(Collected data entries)
========
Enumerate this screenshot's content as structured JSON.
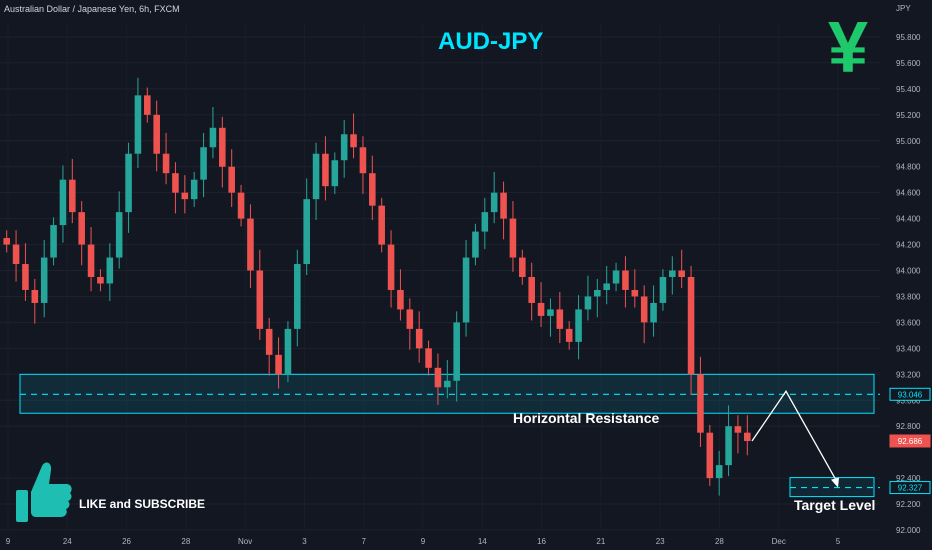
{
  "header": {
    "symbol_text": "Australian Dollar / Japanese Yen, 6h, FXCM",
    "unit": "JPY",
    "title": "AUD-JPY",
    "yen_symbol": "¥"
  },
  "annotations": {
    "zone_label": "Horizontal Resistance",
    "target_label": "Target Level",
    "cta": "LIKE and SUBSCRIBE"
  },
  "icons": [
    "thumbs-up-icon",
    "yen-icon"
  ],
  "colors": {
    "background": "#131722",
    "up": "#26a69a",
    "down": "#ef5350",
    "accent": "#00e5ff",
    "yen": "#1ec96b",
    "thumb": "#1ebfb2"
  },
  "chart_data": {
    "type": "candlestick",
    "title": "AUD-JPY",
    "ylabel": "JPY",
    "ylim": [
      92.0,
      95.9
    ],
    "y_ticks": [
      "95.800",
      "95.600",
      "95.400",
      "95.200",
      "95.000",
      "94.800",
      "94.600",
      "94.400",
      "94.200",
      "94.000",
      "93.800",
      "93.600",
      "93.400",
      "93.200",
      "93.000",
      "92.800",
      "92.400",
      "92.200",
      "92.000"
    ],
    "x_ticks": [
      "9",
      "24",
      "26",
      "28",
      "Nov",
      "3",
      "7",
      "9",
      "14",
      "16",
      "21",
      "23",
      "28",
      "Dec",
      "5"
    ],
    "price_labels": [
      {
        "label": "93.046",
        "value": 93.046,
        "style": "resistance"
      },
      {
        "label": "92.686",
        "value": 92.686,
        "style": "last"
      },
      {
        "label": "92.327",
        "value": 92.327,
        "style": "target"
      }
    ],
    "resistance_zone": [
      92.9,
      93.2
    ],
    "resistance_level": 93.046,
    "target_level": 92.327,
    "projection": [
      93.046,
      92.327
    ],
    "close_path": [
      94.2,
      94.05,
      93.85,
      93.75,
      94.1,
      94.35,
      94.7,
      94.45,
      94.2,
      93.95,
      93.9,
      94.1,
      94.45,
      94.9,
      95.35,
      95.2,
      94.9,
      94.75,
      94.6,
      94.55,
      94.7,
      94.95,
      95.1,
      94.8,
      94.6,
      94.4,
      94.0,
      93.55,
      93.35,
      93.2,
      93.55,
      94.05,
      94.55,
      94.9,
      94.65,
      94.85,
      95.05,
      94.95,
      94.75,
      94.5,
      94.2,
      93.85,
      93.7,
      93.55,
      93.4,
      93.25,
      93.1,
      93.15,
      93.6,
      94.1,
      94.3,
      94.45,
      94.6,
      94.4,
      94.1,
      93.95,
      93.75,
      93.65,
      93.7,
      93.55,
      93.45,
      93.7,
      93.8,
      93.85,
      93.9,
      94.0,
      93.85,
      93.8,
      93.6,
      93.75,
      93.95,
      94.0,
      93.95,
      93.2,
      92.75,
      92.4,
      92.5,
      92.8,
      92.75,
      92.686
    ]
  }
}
========
Work to do → Give the entries again without a single change, but with no pictures.

Exercise response →
Enumerate this screenshot's content as structured JSON.
{
  "header": {
    "symbol_text": "Australian Dollar / Japanese Yen, 6h, FXCM",
    "unit": "JPY",
    "title": "AUD-JPY",
    "yen_symbol": "¥"
  },
  "annotations": {
    "zone_label": "Horizontal Resistance",
    "target_label": "Target Level",
    "cta": "LIKE and SUBSCRIBE"
  },
  "icons": [
    "thumbs-up-icon",
    "yen-icon"
  ],
  "colors": {
    "background": "#131722",
    "up": "#26a69a",
    "down": "#ef5350",
    "accent": "#00e5ff",
    "yen": "#1ec96b",
    "thumb": "#1ebfb2"
  },
  "chart_data": {
    "type": "candlestick",
    "title": "AUD-JPY",
    "ylabel": "JPY",
    "ylim": [
      92.0,
      95.9
    ],
    "y_ticks": [
      "95.800",
      "95.600",
      "95.400",
      "95.200",
      "95.000",
      "94.800",
      "94.600",
      "94.400",
      "94.200",
      "94.000",
      "93.800",
      "93.600",
      "93.400",
      "93.200",
      "93.000",
      "92.800",
      "92.400",
      "92.200",
      "92.000"
    ],
    "x_ticks": [
      "9",
      "24",
      "26",
      "28",
      "Nov",
      "3",
      "7",
      "9",
      "14",
      "16",
      "21",
      "23",
      "28",
      "Dec",
      "5"
    ],
    "price_labels": [
      {
        "label": "93.046",
        "value": 93.046,
        "style": "resistance"
      },
      {
        "label": "92.686",
        "value": 92.686,
        "style": "last"
      },
      {
        "label": "92.327",
        "value": 92.327,
        "style": "target"
      }
    ],
    "resistance_zone": [
      92.9,
      93.2
    ],
    "resistance_level": 93.046,
    "target_level": 92.327,
    "projection": [
      93.046,
      92.327
    ],
    "close_path": [
      94.2,
      94.05,
      93.85,
      93.75,
      94.1,
      94.35,
      94.7,
      94.45,
      94.2,
      93.95,
      93.9,
      94.1,
      94.45,
      94.9,
      95.35,
      95.2,
      94.9,
      94.75,
      94.6,
      94.55,
      94.7,
      94.95,
      95.1,
      94.8,
      94.6,
      94.4,
      94.0,
      93.55,
      93.35,
      93.2,
      93.55,
      94.05,
      94.55,
      94.9,
      94.65,
      94.85,
      95.05,
      94.95,
      94.75,
      94.5,
      94.2,
      93.85,
      93.7,
      93.55,
      93.4,
      93.25,
      93.1,
      93.15,
      93.6,
      94.1,
      94.3,
      94.45,
      94.6,
      94.4,
      94.1,
      93.95,
      93.75,
      93.65,
      93.7,
      93.55,
      93.45,
      93.7,
      93.8,
      93.85,
      93.9,
      94.0,
      93.85,
      93.8,
      93.6,
      93.75,
      93.95,
      94.0,
      93.95,
      93.2,
      92.75,
      92.4,
      92.5,
      92.8,
      92.75,
      92.686
    ]
  }
}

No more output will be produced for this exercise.